__Supplied text__.
===

To my point of view, the routing is "random" thus kind of unpredictable. If scaling becomes more of an issue with my business, the last thing I want is to have random scaling issues that I can not do anything about because the load balancer is queuing requests randomly to my dynos.

I want my business to be predictable and if I'm not able to have it I'm going to pack my stuff and move somewhere else.

For now, I'm happy with you except for your damn customer service. They take way too long to answer our questions!

Cheers! :)

Absolutely right, I totally agree. Random scaling issues that you can't either see or control is exactly the opposite of what we want to be providing.

Can you email me (adam at heroku dot com) some links to your past support tickets? I'd like to investigate.

Thanks for running your app with us. Naturally, I expect you to move elsewhere if we can't provide you the service you need. That's the beauty of contract-free SaaS and writing your app with open standards: we have to do a good job serving you, or you'll leave. I wouldn't want it any other way.


Very clarifying, thanks.

===

__Material__.
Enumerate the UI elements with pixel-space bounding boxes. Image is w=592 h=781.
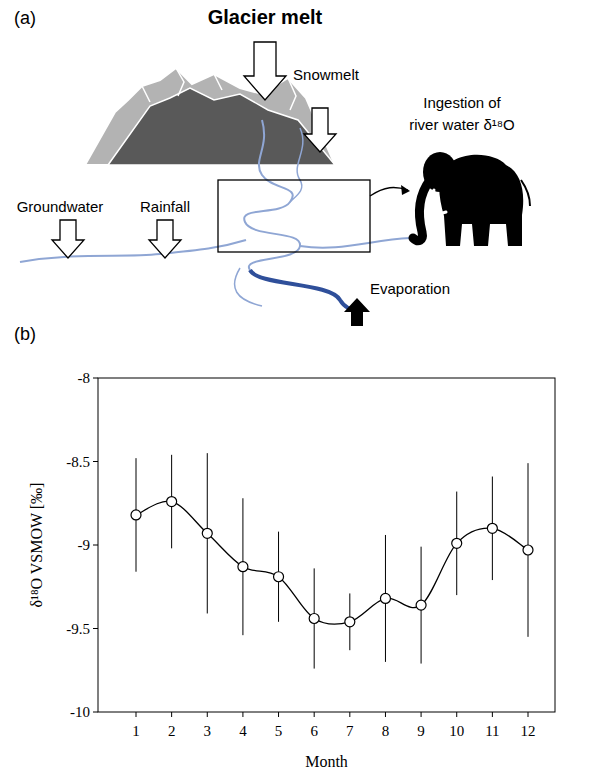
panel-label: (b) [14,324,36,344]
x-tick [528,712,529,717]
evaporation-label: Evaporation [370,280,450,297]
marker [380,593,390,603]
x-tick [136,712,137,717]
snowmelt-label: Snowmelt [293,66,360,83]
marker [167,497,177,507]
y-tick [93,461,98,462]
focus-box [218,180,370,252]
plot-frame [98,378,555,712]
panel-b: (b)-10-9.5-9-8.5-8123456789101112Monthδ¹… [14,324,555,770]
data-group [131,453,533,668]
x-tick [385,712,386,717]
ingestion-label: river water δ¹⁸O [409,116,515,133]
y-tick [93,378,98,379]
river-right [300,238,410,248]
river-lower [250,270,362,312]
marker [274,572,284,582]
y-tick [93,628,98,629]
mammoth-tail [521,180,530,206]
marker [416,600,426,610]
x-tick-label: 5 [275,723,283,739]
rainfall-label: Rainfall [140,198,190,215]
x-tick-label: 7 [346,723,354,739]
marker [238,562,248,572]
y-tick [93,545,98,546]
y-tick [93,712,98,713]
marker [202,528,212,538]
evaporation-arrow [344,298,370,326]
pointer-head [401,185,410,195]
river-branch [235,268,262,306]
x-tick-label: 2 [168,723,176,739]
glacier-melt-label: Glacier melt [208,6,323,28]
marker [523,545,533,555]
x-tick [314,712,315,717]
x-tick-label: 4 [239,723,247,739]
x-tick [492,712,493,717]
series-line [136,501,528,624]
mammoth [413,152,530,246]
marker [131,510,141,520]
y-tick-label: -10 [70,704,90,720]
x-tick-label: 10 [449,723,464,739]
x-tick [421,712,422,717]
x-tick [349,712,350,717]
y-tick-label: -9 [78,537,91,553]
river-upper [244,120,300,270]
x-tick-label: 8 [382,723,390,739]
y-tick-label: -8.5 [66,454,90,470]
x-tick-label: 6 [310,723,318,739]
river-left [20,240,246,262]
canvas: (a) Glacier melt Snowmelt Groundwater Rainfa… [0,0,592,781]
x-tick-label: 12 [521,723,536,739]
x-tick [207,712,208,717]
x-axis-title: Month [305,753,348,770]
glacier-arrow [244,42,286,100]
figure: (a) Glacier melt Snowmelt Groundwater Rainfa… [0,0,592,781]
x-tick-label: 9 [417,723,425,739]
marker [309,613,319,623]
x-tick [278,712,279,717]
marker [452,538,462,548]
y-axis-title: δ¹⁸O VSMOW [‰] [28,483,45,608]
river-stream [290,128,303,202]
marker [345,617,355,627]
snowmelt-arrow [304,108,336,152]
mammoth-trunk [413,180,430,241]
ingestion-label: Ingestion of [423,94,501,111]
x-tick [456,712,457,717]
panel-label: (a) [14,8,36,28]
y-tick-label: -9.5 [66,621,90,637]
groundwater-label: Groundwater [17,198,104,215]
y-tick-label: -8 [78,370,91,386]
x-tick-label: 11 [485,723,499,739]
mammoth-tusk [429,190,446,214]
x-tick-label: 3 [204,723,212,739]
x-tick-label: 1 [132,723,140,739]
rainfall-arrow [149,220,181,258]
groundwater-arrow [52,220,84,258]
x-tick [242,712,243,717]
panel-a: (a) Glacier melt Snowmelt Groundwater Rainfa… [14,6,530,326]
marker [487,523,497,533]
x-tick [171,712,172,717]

===

__Tasks to perform__.
1. Please transcribe the stretch of the routing thread from "I want my business" through "any other way.".
2. In the routing thread, what does the customer say takes way too long?

__Outputs in order__.
1.
I want my business to be predictable and if I'm not able to have it I'm going to pack my stuff and move somewhere else.

For now, I'm happy with you except for your damn customer service. They take way too long to answer our questions!

Cheers! :)

Absolutely right, I totally agree. Random scaling issues that you can't either see or control is exactly the opposite of what we want to be providing.

Can you email me (adam at heroku dot com) some links to your past support tickets? I'd like to investigate.

Thanks for running your app with us. Naturally, I expect you to move elsewhere if we can't provide you the service you need. That's the beauty of contract-free SaaS and writing your app with open standards: we have to do a good job serving you, or you'll leave. I wouldn't want it any other way.

2. The customer service takes way too long to answer their questions.